#### [WHAT IS BEING ASKED]
Copy each line exactly.
BEGIN
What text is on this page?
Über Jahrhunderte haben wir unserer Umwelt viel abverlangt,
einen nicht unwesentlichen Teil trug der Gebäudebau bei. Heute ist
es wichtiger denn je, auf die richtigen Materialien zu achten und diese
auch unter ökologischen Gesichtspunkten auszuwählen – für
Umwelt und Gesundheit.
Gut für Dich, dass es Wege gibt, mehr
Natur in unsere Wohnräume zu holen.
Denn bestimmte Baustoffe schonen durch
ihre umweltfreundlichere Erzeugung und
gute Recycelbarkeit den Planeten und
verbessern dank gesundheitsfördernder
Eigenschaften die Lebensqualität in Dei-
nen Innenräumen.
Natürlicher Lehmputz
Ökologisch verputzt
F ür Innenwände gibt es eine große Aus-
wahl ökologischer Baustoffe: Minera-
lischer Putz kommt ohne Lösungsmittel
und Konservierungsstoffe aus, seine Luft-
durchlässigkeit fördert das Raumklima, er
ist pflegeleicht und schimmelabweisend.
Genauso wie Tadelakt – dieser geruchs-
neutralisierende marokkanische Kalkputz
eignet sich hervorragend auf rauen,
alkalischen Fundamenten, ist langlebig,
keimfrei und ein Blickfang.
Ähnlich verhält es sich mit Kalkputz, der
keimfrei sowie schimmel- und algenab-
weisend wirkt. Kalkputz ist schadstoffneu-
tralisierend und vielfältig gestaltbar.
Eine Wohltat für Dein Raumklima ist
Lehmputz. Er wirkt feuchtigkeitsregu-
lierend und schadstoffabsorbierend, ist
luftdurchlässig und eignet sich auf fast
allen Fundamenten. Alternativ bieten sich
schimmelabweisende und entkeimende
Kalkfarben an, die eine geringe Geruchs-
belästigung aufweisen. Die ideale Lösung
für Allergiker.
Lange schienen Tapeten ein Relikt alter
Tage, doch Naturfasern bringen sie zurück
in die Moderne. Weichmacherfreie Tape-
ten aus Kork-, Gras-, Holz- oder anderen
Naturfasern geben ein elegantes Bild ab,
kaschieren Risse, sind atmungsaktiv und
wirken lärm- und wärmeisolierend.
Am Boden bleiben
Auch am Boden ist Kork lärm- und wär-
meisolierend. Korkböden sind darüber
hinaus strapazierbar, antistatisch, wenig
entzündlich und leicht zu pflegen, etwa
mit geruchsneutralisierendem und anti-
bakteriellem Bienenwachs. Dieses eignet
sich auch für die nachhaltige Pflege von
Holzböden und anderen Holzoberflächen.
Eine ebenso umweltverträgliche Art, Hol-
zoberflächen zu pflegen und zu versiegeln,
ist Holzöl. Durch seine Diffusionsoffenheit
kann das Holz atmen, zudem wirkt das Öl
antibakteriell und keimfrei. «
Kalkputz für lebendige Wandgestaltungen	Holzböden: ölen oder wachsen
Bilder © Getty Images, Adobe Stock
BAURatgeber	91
END
#### [SOLUTION FOR THIS EXERCISE]
What text is on this page?
Über Jahrhunderte haben wir unserer Umwelt viel abverlangt,
einen nicht unwesentlichen Teil trug der Gebäudebau bei. Heute ist
es wichtiger denn je, auf die richtigen Materialien zu achten und diese
auch unter ökologischen Gesichtspunkten auszuwählen – für
Umwelt und Gesundheit.
Gut für Dich, dass es Wege gibt, mehr
Natur in unsere Wohnräume zu holen.
Denn bestimmte Baustoffe schonen durch
ihre umweltfreundlichere Erzeugung und
gute Recycelbarkeit den Planeten und
verbessern dank gesundheitsfördernder
Eigenschaften die Lebensqualität in Dei-
nen Innenräumen.
Natürlicher Lehmputz
Ökologisch verputzt
F ür Innenwände gibt es eine große Aus-
wahl ökologischer Baustoffe: Minera-
lischer Putz kommt ohne Lösungsmittel
und Konservierungsstoffe aus, seine Luft-
durchlässigkeit fördert das Raumklima, er
ist pflegeleicht und schimmelabweisend.
Genauso wie Tadelakt – dieser geruchs-
neutralisierende marokkanische Kalkputz
eignet sich hervorragend auf rauen,
alkalischen Fundamenten, ist langlebig,
keimfrei und ein Blickfang.
Ähnlich verhält es sich mit Kalkputz, der
keimfrei sowie schimmel- und algenab-
weisend wirkt. Kalkputz ist schadstoffneu-
tralisierend und vielfältig gestaltbar.
Eine Wohltat für Dein Raumklima ist
Lehmputz. Er wirkt feuchtigkeitsregu-
lierend und schadstoffabsorbierend, ist
luftdurchlässig und eignet sich auf fast
allen Fundamenten. Alternativ bieten sich
schimmelabweisende und entkeimende
Kalkfarben an, die eine geringe Geruchs-
belästigung aufweisen. Die ideale Lösung
für Allergiker.
Lange schienen Tapeten ein Relikt alter
Tage, doch Naturfasern bringen sie zurück
in die Moderne. Weichmacherfreie Tape-
ten aus Kork-, Gras-, Holz- oder anderen
Naturfasern geben ein elegantes Bild ab,
kaschieren Risse, sind atmungsaktiv und
wirken lärm- und wärmeisolierend.
Am Boden bleiben
Auch am Boden ist Kork lärm- und wär-
meisolierend. Korkböden sind darüber
hinaus strapazierbar, antistatisch, wenig
entzündlich und leicht zu pflegen, etwa
mit geruchsneutralisierendem und anti-
bakteriellem Bienenwachs. Dieses eignet
sich auch für die nachhaltige Pflege von
Holzböden und anderen Holzoberflächen.
Eine ebenso umweltverträgliche Art, Hol-
zoberflächen zu pflegen und zu versiegeln,
ist Holzöl. Durch seine Diffusionsoffenheit
kann das Holz atmen, zudem wirkt das Öl
antibakteriell und keimfrei. «
Kalkputz für lebendige Wandgestaltungen	Holzböden: ölen oder wachsen
Bilder © Getty Images, Adobe Stock
BAURatgeber	91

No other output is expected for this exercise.